*Work to do*.
Filter for the word "seguridad" and keep each matching line.

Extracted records

———

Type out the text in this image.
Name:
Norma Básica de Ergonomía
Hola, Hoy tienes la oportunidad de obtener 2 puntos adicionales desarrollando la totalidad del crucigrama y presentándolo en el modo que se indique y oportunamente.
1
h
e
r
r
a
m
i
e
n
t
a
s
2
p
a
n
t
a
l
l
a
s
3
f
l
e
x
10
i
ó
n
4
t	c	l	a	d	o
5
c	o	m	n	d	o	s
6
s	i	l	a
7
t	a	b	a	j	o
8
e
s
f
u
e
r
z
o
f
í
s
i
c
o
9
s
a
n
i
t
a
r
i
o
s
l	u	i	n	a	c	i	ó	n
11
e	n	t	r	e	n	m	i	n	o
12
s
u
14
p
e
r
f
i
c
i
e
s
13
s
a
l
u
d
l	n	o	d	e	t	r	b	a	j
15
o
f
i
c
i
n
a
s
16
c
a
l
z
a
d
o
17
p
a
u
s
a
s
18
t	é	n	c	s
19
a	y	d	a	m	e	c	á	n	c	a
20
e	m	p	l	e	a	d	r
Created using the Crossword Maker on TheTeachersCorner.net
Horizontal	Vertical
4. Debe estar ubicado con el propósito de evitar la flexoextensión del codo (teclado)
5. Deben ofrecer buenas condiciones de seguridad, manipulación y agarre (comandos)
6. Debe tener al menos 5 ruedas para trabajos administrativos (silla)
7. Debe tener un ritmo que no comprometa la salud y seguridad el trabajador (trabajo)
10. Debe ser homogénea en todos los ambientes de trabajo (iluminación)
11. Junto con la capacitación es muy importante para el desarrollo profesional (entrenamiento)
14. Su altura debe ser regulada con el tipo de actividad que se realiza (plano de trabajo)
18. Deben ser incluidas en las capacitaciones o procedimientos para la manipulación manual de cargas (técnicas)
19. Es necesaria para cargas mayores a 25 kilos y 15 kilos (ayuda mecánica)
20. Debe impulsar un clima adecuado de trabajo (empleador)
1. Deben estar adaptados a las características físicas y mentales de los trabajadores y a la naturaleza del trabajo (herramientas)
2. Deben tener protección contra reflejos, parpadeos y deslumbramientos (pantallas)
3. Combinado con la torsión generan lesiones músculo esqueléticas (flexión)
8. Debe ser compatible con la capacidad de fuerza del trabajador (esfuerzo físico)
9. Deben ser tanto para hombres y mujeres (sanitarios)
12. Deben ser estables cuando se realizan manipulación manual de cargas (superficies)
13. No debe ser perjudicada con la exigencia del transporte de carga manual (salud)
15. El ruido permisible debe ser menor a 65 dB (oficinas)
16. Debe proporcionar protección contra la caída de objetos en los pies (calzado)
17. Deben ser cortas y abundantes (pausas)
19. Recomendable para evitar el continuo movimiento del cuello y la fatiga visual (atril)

———

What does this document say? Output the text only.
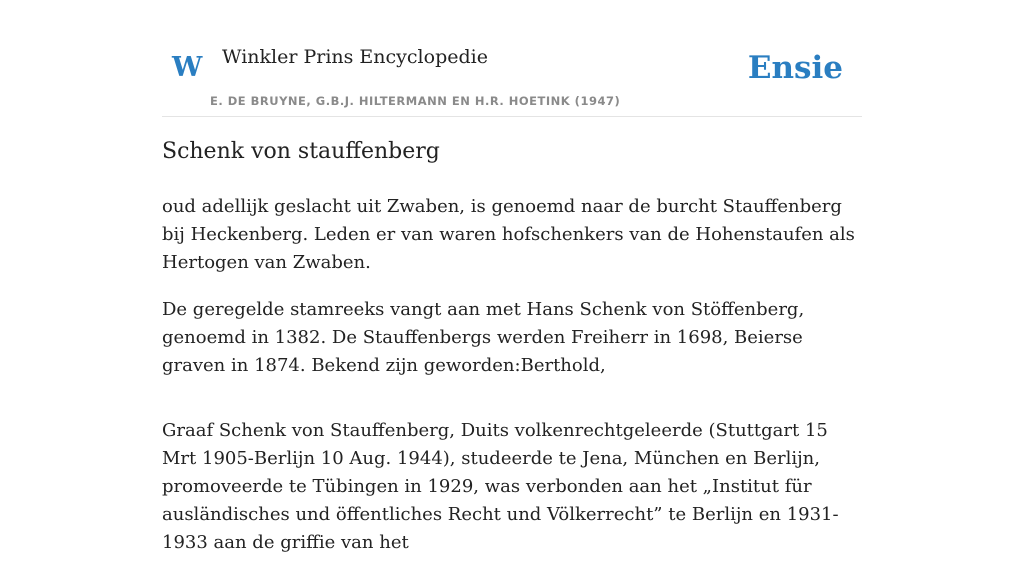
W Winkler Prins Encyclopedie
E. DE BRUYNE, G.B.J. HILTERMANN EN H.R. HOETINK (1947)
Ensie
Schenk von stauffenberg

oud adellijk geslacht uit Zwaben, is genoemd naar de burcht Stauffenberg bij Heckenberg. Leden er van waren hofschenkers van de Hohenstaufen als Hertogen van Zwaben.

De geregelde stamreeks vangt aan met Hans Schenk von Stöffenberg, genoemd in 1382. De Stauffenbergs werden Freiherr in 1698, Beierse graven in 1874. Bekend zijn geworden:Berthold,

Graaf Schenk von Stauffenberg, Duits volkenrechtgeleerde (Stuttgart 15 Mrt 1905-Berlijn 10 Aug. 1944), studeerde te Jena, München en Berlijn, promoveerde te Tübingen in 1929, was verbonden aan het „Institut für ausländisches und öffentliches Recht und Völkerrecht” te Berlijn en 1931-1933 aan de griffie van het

———

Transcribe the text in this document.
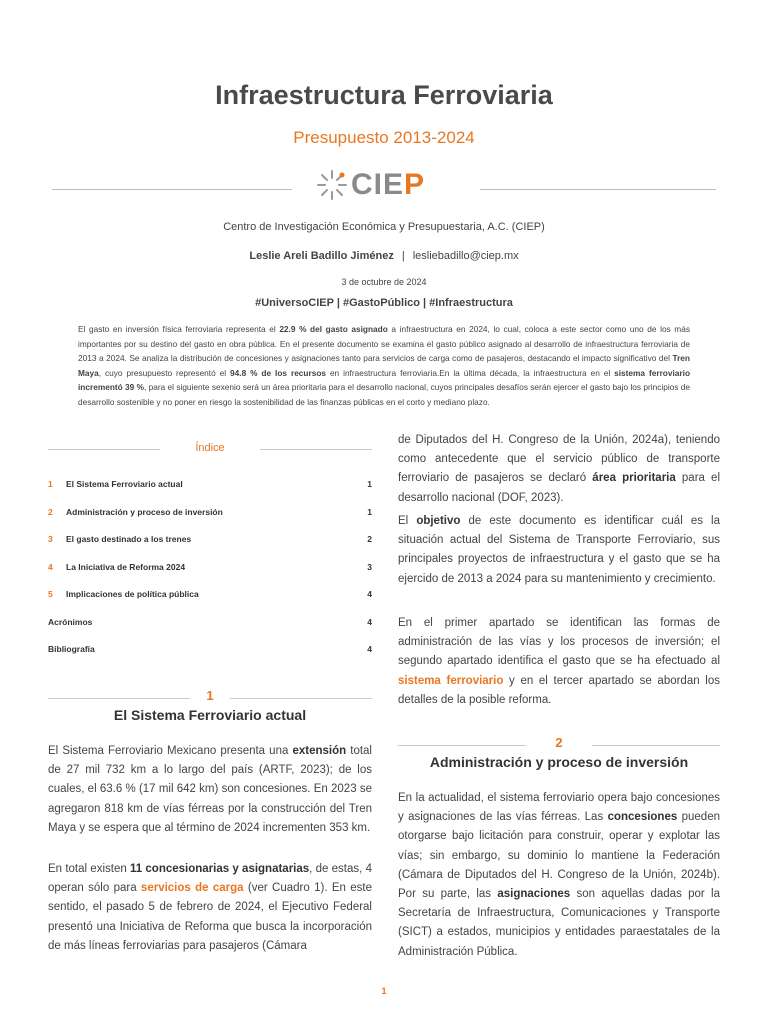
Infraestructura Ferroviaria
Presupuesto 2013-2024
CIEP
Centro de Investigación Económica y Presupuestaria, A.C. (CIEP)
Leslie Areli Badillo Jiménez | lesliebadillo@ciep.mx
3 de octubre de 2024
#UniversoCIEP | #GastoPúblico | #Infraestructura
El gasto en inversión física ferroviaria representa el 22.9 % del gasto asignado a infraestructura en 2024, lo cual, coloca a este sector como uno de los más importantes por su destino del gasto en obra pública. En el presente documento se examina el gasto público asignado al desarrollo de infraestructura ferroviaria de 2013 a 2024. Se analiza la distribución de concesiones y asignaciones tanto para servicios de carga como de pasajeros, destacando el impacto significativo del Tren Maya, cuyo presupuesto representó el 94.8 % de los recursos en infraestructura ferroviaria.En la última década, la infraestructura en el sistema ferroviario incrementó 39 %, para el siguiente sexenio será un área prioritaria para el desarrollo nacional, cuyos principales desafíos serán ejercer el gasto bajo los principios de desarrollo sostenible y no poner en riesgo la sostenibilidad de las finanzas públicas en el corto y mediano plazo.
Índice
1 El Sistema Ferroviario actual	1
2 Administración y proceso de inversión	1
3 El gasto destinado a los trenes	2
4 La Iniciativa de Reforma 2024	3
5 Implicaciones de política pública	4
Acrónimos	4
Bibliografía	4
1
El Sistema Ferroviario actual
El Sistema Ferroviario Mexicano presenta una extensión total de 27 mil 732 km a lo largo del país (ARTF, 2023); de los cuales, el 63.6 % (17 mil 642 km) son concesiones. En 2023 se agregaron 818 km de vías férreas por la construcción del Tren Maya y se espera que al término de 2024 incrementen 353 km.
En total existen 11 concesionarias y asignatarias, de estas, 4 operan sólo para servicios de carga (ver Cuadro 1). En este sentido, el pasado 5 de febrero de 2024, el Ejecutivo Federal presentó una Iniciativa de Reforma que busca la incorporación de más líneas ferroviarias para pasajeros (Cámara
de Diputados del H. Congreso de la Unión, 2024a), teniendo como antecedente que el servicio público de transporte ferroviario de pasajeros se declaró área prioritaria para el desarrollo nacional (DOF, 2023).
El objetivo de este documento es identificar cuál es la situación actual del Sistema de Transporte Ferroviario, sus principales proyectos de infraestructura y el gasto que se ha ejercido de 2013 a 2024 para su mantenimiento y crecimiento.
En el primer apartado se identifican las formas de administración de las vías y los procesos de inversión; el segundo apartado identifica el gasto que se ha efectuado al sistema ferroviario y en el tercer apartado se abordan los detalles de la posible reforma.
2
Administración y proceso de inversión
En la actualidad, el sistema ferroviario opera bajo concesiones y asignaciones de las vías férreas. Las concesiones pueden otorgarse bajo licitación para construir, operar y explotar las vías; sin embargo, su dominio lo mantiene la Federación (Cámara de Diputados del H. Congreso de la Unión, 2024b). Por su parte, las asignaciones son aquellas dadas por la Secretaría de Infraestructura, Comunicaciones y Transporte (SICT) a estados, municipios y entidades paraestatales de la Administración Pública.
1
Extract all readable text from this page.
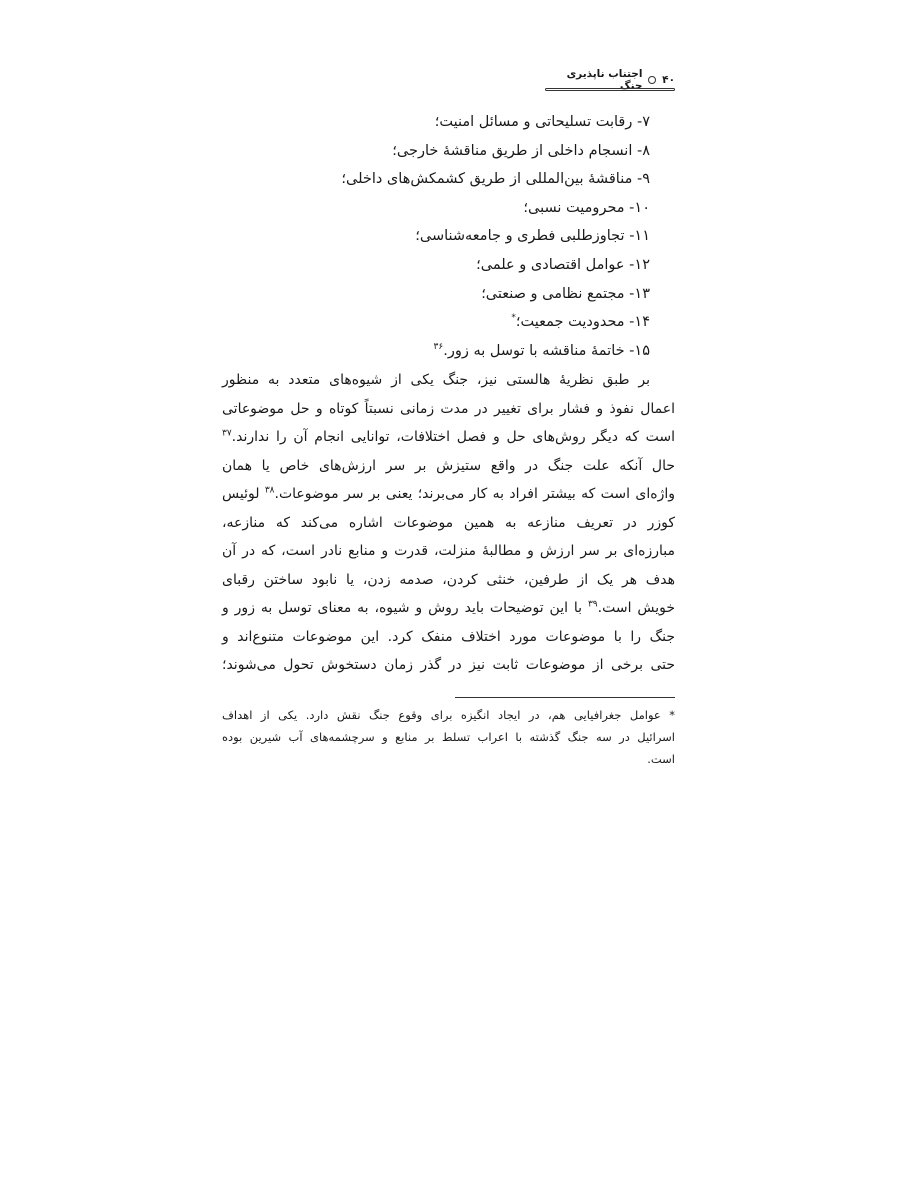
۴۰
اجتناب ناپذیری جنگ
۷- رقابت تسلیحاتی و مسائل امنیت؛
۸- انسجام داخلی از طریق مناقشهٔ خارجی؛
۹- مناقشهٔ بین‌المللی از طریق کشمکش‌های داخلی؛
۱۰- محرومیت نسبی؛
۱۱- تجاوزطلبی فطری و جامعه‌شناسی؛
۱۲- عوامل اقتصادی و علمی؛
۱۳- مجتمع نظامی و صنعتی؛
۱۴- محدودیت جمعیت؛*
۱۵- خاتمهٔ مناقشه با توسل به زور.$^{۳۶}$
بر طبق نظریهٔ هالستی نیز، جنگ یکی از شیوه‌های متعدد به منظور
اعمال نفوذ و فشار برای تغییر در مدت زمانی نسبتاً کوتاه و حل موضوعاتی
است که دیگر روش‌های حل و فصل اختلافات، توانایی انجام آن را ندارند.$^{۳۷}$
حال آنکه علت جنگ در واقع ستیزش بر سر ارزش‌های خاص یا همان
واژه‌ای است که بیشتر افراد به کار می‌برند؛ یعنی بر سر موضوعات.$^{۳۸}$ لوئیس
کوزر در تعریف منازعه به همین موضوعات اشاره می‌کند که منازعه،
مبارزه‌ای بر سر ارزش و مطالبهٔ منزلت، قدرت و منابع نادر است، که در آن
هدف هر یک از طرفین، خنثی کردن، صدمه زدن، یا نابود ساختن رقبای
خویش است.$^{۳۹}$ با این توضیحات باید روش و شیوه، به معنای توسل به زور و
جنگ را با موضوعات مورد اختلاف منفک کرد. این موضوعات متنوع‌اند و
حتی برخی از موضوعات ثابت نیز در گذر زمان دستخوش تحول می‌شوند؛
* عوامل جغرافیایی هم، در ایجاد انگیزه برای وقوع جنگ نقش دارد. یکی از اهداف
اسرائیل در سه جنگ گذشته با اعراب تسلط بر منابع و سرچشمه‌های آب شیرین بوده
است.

———

*Exercise result*.
5. Deben ofrecer buenas condiciones de seguridad, manipulación y agarre (comandos)
7. Debe tener un ritmo que no comprometa la salud y seguridad el trabajador (trabajo)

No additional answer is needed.